Figure record extracts
__________
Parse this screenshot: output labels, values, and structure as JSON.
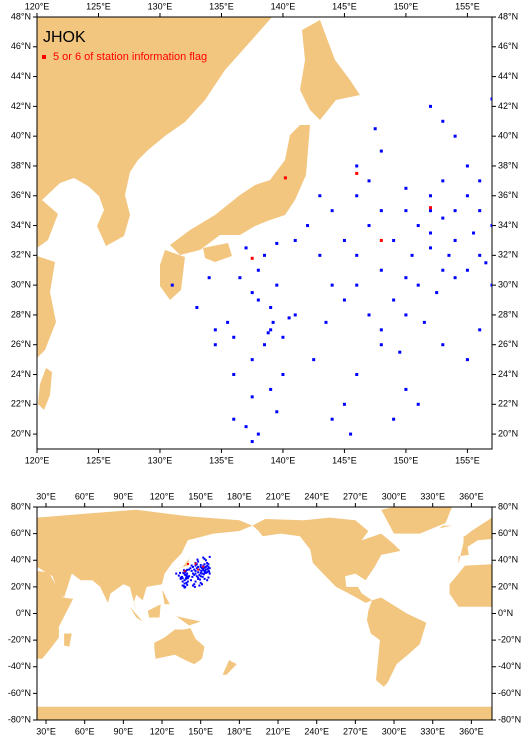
{
  "chart_data": [
    {
      "type": "map",
      "title": "JHOK",
      "land_color": "#f3c680",
      "xlim": [
        120,
        157
      ],
      "ylim": [
        19,
        48
      ],
      "xticks": [
        {
          "value": 120,
          "label": "120°E"
        },
        {
          "value": 125,
          "label": "125°E"
        },
        {
          "value": 130,
          "label": "130°E"
        },
        {
          "value": 135,
          "label": "135°E"
        },
        {
          "value": 140,
          "label": "140°E"
        },
        {
          "value": 145,
          "label": "145°E"
        },
        {
          "value": 150,
          "label": "150°E"
        },
        {
          "value": 155,
          "label": "155°E"
        }
      ],
      "yticks": [
        {
          "value": 20,
          "label": "20°N"
        },
        {
          "value": 22,
          "label": "22°N"
        },
        {
          "value": 24,
          "label": "24°N"
        },
        {
          "value": 26,
          "label": "26°N"
        },
        {
          "value": 28,
          "label": "28°N"
        },
        {
          "value": 30,
          "label": "30°N"
        },
        {
          "value": 32,
          "label": "32°N"
        },
        {
          "value": 34,
          "label": "34°N"
        },
        {
          "value": 36,
          "label": "36°N"
        },
        {
          "value": 38,
          "label": "38°N"
        },
        {
          "value": 40,
          "label": "40°N"
        },
        {
          "value": 42,
          "label": "42°N"
        },
        {
          "value": 44,
          "label": "44°N"
        },
        {
          "value": 46,
          "label": "46°N"
        },
        {
          "value": 48,
          "label": "48°N"
        }
      ],
      "series": [
        {
          "color": "#0000ff",
          "x": [
            137.5,
            138,
            137,
            136,
            139.5,
            137.5,
            139,
            136,
            140,
            137.5,
            138.5,
            136,
            139,
            139.2,
            140.5,
            141,
            139,
            138,
            137.5,
            139.5,
            136.5,
            134,
            138,
            138.5,
            137,
            139.5,
            141,
            134.5,
            133,
            131,
            134.5,
            140,
            138.8,
            135.5,
            142,
            143,
            144,
            145,
            146,
            143.5,
            142.5,
            145,
            144,
            145.5,
            146,
            148,
            147,
            149,
            150,
            151,
            150.5,
            152,
            153,
            154,
            155,
            156,
            157,
            149,
            147,
            148,
            150,
            151,
            152,
            153,
            154,
            155,
            156,
            157,
            146,
            147,
            148,
            147.5,
            152,
            153,
            154,
            155,
            156,
            153,
            152,
            150,
            145,
            144,
            143,
            146,
            150,
            149,
            151,
            153,
            155,
            156,
            157,
            146,
            148,
            150,
            152.5,
            151.5,
            149.5,
            148,
            154,
            155.5,
            156.5,
            153.5,
            152
          ],
          "y": [
            19.5,
            20,
            20.5,
            21,
            21.5,
            22.5,
            23,
            24,
            24,
            25,
            26,
            26.5,
            27,
            27.5,
            27.8,
            28,
            28.5,
            29,
            29.5,
            30,
            30.5,
            30.5,
            31,
            32,
            32.5,
            32.8,
            33,
            27,
            28.5,
            30,
            26,
            26.5,
            26.8,
            27.5,
            34,
            32,
            30,
            29,
            30,
            27.5,
            25,
            22,
            21,
            20,
            24,
            26,
            28,
            29,
            28,
            30,
            32,
            32.5,
            31,
            30.5,
            31,
            32,
            30,
            33,
            34,
            35,
            35,
            34,
            35,
            34.5,
            35,
            36,
            35,
            34,
            38,
            37,
            39,
            40.5,
            42,
            41,
            40,
            38,
            37,
            37,
            36,
            36.5,
            33,
            35,
            36,
            36,
            23,
            21,
            22,
            26,
            25,
            27,
            42.5,
            32,
            31,
            30.5,
            29.5,
            27.5,
            25.5,
            27,
            33,
            33.5,
            31.5,
            32,
            33.5
          ]
        },
        {
          "name": "5 or 6 of station information flag",
          "color": "#ff0000",
          "x": [
            140.2,
            137.5,
            146,
            148,
            152
          ],
          "y": [
            37.2,
            31.8,
            37.5,
            33,
            35.2
          ]
        }
      ]
    },
    {
      "type": "map",
      "land_color": "#f3c680",
      "xlim": [
        23,
        376
      ],
      "ylim": [
        -80,
        80
      ],
      "xticks": [
        {
          "value": 30,
          "label": "30°E"
        },
        {
          "value": 60,
          "label": "60°E"
        },
        {
          "value": 90,
          "label": "90°E"
        },
        {
          "value": 120,
          "label": "120°E"
        },
        {
          "value": 150,
          "label": "150°E"
        },
        {
          "value": 180,
          "label": "180°E"
        },
        {
          "value": 210,
          "label": "210°E"
        },
        {
          "value": 240,
          "label": "240°E"
        },
        {
          "value": 270,
          "label": "270°E"
        },
        {
          "value": 300,
          "label": "300°E"
        },
        {
          "value": 330,
          "label": "330°E"
        },
        {
          "value": 360,
          "label": "360°E"
        }
      ],
      "yticks": [
        {
          "value": -80,
          "label": "-80°N"
        },
        {
          "value": -60,
          "label": "-60°N"
        },
        {
          "value": -40,
          "label": "-40°N"
        },
        {
          "value": -20,
          "label": "-20°N"
        },
        {
          "value": 0,
          "label": "0°N"
        },
        {
          "value": 20,
          "label": "20°N"
        },
        {
          "value": 40,
          "label": "40°N"
        },
        {
          "value": 60,
          "label": "60°N"
        },
        {
          "value": 80,
          "label": "80°N"
        }
      ]
    }
  ]
}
__________
What this task involves. Set the listing down in full and exactly. Pictures within it should not appear in the copy.

Completed exercise.
Parse this screenshot: output labels, values, and structure as JSON.
{
  "chart_data": [
    {
      "type": "map",
      "title": "JHOK",
      "land_color": "#f3c680",
      "xlim": [
        120,
        157
      ],
      "ylim": [
        19,
        48
      ],
      "xticks": [
        {
          "value": 120,
          "label": "120°E"
        },
        {
          "value": 125,
          "label": "125°E"
        },
        {
          "value": 130,
          "label": "130°E"
        },
        {
          "value": 135,
          "label": "135°E"
        },
        {
          "value": 140,
          "label": "140°E"
        },
        {
          "value": 145,
          "label": "145°E"
        },
        {
          "value": 150,
          "label": "150°E"
        },
        {
          "value": 155,
          "label": "155°E"
        }
      ],
      "yticks": [
        {
          "value": 20,
          "label": "20°N"
        },
        {
          "value": 22,
          "label": "22°N"
        },
        {
          "value": 24,
          "label": "24°N"
        },
        {
          "value": 26,
          "label": "26°N"
        },
        {
          "value": 28,
          "label": "28°N"
        },
        {
          "value": 30,
          "label": "30°N"
        },
        {
          "value": 32,
          "label": "32°N"
        },
        {
          "value": 34,
          "label": "34°N"
        },
        {
          "value": 36,
          "label": "36°N"
        },
        {
          "value": 38,
          "label": "38°N"
        },
        {
          "value": 40,
          "label": "40°N"
        },
        {
          "value": 42,
          "label": "42°N"
        },
        {
          "value": 44,
          "label": "44°N"
        },
        {
          "value": 46,
          "label": "46°N"
        },
        {
          "value": 48,
          "label": "48°N"
        }
      ],
      "series": [
        {
          "color": "#0000ff",
          "x": [
            137.5,
            138,
            137,
            136,
            139.5,
            137.5,
            139,
            136,
            140,
            137.5,
            138.5,
            136,
            139,
            139.2,
            140.5,
            141,
            139,
            138,
            137.5,
            139.5,
            136.5,
            134,
            138,
            138.5,
            137,
            139.5,
            141,
            134.5,
            133,
            131,
            134.5,
            140,
            138.8,
            135.5,
            142,
            143,
            144,
            145,
            146,
            143.5,
            142.5,
            145,
            144,
            145.5,
            146,
            148,
            147,
            149,
            150,
            151,
            150.5,
            152,
            153,
            154,
            155,
            156,
            157,
            149,
            147,
            148,
            150,
            151,
            152,
            153,
            154,
            155,
            156,
            157,
            146,
            147,
            148,
            147.5,
            152,
            153,
            154,
            155,
            156,
            153,
            152,
            150,
            145,
            144,
            143,
            146,
            150,
            149,
            151,
            153,
            155,
            156,
            157,
            146,
            148,
            150,
            152.5,
            151.5,
            149.5,
            148,
            154,
            155.5,
            156.5,
            153.5,
            152
          ],
          "y": [
            19.5,
            20,
            20.5,
            21,
            21.5,
            22.5,
            23,
            24,
            24,
            25,
            26,
            26.5,
            27,
            27.5,
            27.8,
            28,
            28.5,
            29,
            29.5,
            30,
            30.5,
            30.5,
            31,
            32,
            32.5,
            32.8,
            33,
            27,
            28.5,
            30,
            26,
            26.5,
            26.8,
            27.5,
            34,
            32,
            30,
            29,
            30,
            27.5,
            25,
            22,
            21,
            20,
            24,
            26,
            28,
            29,
            28,
            30,
            32,
            32.5,
            31,
            30.5,
            31,
            32,
            30,
            33,
            34,
            35,
            35,
            34,
            35,
            34.5,
            35,
            36,
            35,
            34,
            38,
            37,
            39,
            40.5,
            42,
            41,
            40,
            38,
            37,
            37,
            36,
            36.5,
            33,
            35,
            36,
            36,
            23,
            21,
            22,
            26,
            25,
            27,
            42.5,
            32,
            31,
            30.5,
            29.5,
            27.5,
            25.5,
            27,
            33,
            33.5,
            31.5,
            32,
            33.5
          ]
        },
        {
          "name": "5 or 6 of station information flag",
          "color": "#ff0000",
          "x": [
            140.2,
            137.5,
            146,
            148,
            152
          ],
          "y": [
            37.2,
            31.8,
            37.5,
            33,
            35.2
          ]
        }
      ]
    },
    {
      "type": "map",
      "land_color": "#f3c680",
      "xlim": [
        23,
        376
      ],
      "ylim": [
        -80,
        80
      ],
      "xticks": [
        {
          "value": 30,
          "label": "30°E"
        },
        {
          "value": 60,
          "label": "60°E"
        },
        {
          "value": 90,
          "label": "90°E"
        },
        {
          "value": 120,
          "label": "120°E"
        },
        {
          "value": 150,
          "label": "150°E"
        },
        {
          "value": 180,
          "label": "180°E"
        },
        {
          "value": 210,
          "label": "210°E"
        },
        {
          "value": 240,
          "label": "240°E"
        },
        {
          "value": 270,
          "label": "270°E"
        },
        {
          "value": 300,
          "label": "300°E"
        },
        {
          "value": 330,
          "label": "330°E"
        },
        {
          "value": 360,
          "label": "360°E"
        }
      ],
      "yticks": [
        {
          "value": -80,
          "label": "-80°N"
        },
        {
          "value": -60,
          "label": "-60°N"
        },
        {
          "value": -40,
          "label": "-40°N"
        },
        {
          "value": -20,
          "label": "-20°N"
        },
        {
          "value": 0,
          "label": "0°N"
        },
        {
          "value": 20,
          "label": "20°N"
        },
        {
          "value": 40,
          "label": "40°N"
        },
        {
          "value": 60,
          "label": "60°N"
        },
        {
          "value": 80,
          "label": "80°N"
        }
      ]
    }
  ]
}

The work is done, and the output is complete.